[Dataset records]
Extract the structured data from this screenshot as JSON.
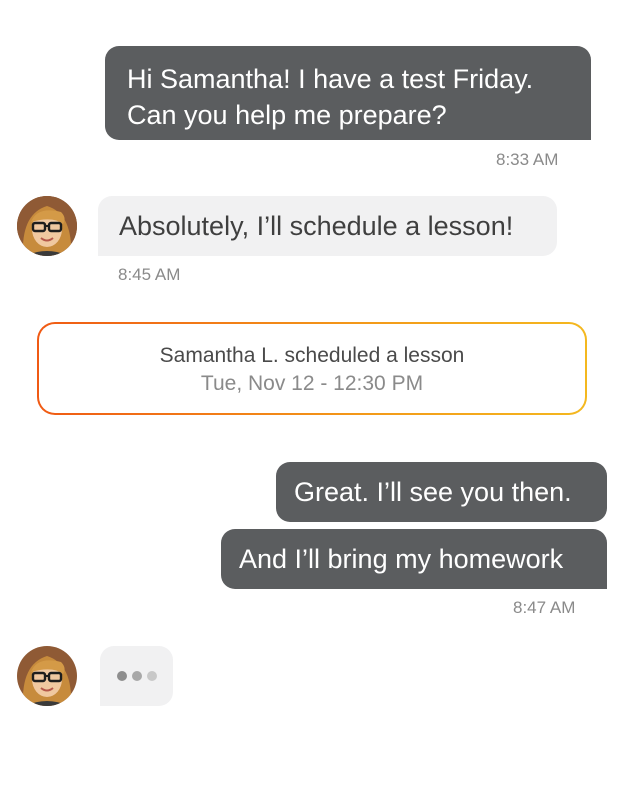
{
  "messages": [
    {
      "id": "m1",
      "direction": "outgoing",
      "lines": [
        "Hi Samantha! I have a test Friday.",
        "Can you help me prepare?"
      ],
      "time": "8:33 AM"
    },
    {
      "id": "m2",
      "direction": "incoming",
      "text": "Absolutely, I’ll schedule a lesson!",
      "time": "8:45 AM"
    },
    {
      "id": "m3",
      "direction": "outgoing",
      "text": "Great. I’ll see you then."
    },
    {
      "id": "m4",
      "direction": "outgoing",
      "text": "And I’ll bring my homework",
      "time": "8:47 AM"
    }
  ],
  "event": {
    "title": "Samantha L. scheduled a lesson",
    "datetime": "Tue, Nov 12 - 12:30 PM"
  },
  "colors": {
    "outgoing_bubble": "#5b5d5f",
    "incoming_bubble": "#f1f1f2",
    "event_border_start": "#f05a14",
    "event_border_end": "#f4b81f",
    "timestamp": "#8a8a8a"
  },
  "icons": {
    "avatar": "samantha-avatar"
  },
  "typing_indicator": {
    "state": "typing"
  }
}
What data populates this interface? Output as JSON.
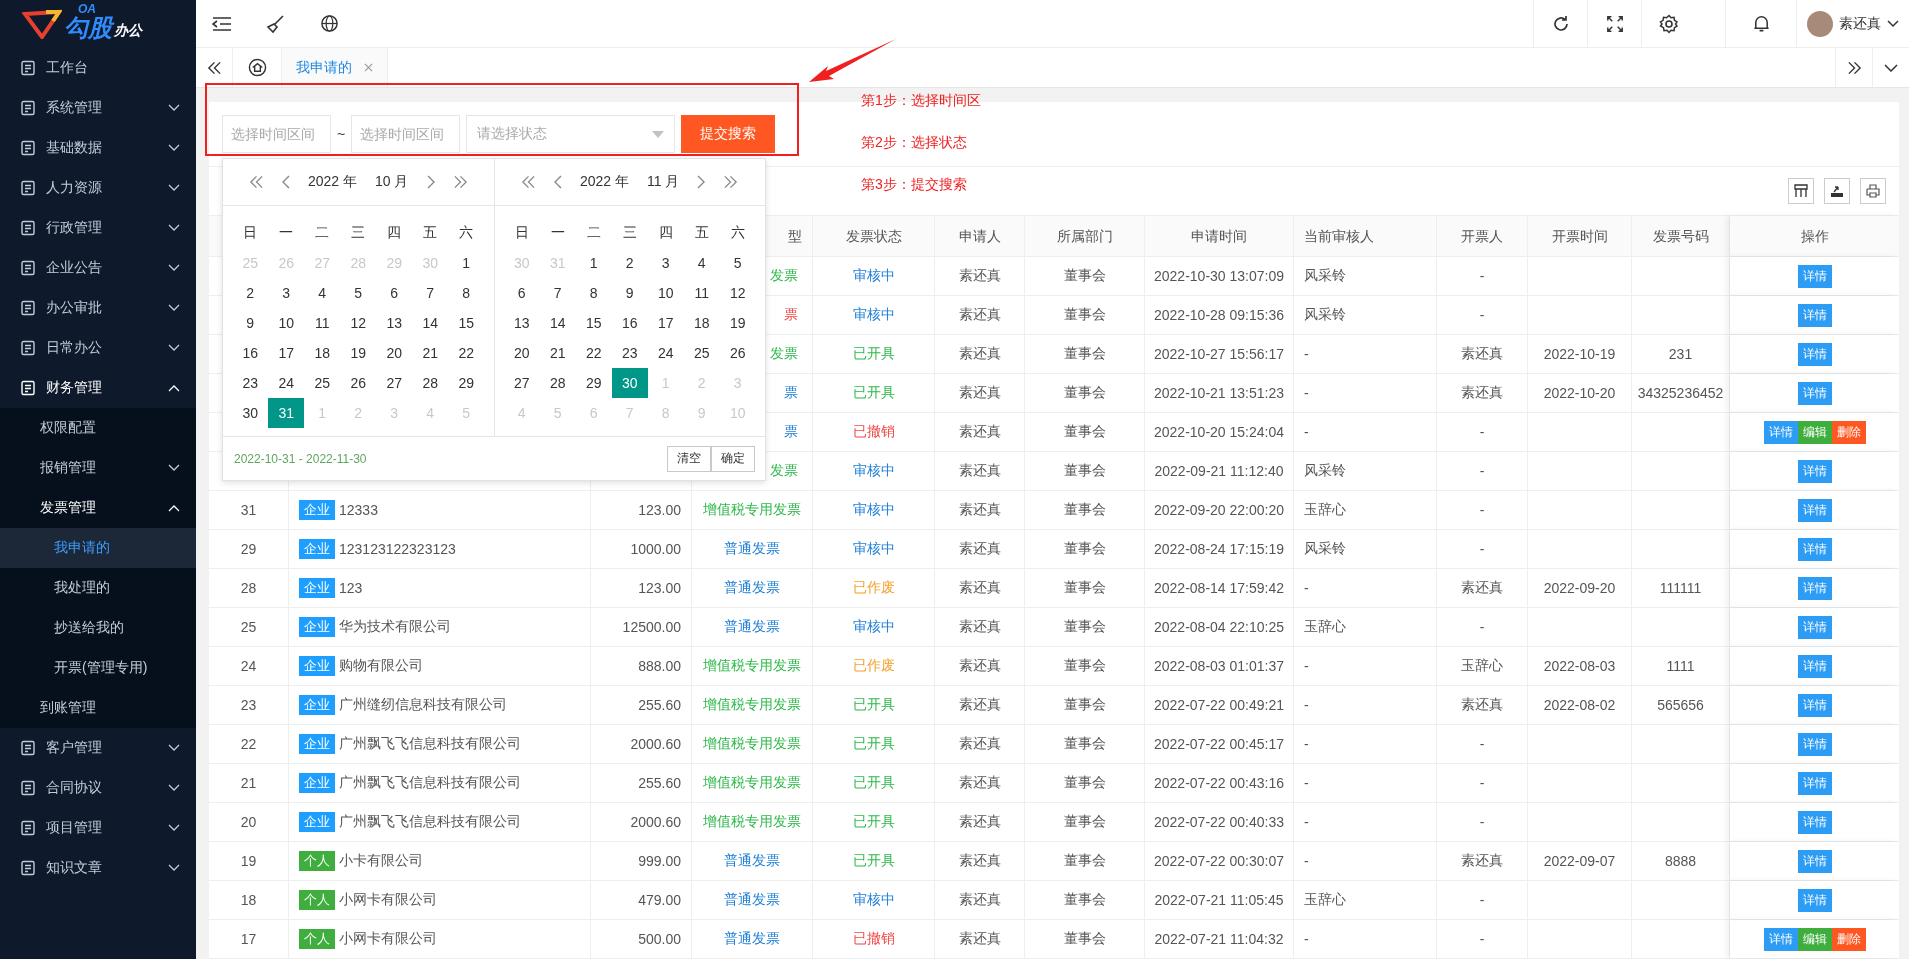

## AIM:
Except for the pictures, copy every line of the records above exactly.

## SOLVED EXERCISE:
Extract the structured data from this screenshot as JSON.
{
  "messages": [
    {
      "id": "m1",
      "direction": "outgoing",
      "lines": [
        "Hi Samantha! I have a test Friday.",
        "Can you help me prepare?"
      ],
      "time": "8:33 AM"
    },
    {
      "id": "m2",
      "direction": "incoming",
      "text": "Absolutely, I’ll schedule a lesson!",
      "time": "8:45 AM"
    },
    {
      "id": "m3",
      "direction": "outgoing",
      "text": "Great. I’ll see you then."
    },
    {
      "id": "m4",
      "direction": "outgoing",
      "text": "And I’ll bring my homework",
      "time": "8:47 AM"
    }
  ],
  "event": {
    "title": "Samantha L. scheduled a lesson",
    "datetime": "Tue, Nov 12 - 12:30 PM"
  },
  "colors": {
    "outgoing_bubble": "#5b5d5f",
    "incoming_bubble": "#f1f1f2",
    "event_border_start": "#f05a14",
    "event_border_end": "#f4b81f",
    "timestamp": "#8a8a8a"
  },
  "icons": {
    "avatar": "samantha-avatar"
  },
  "typing_indicator": {
    "state": "typing"
  }
}
What data populates this interface? Output as JSON.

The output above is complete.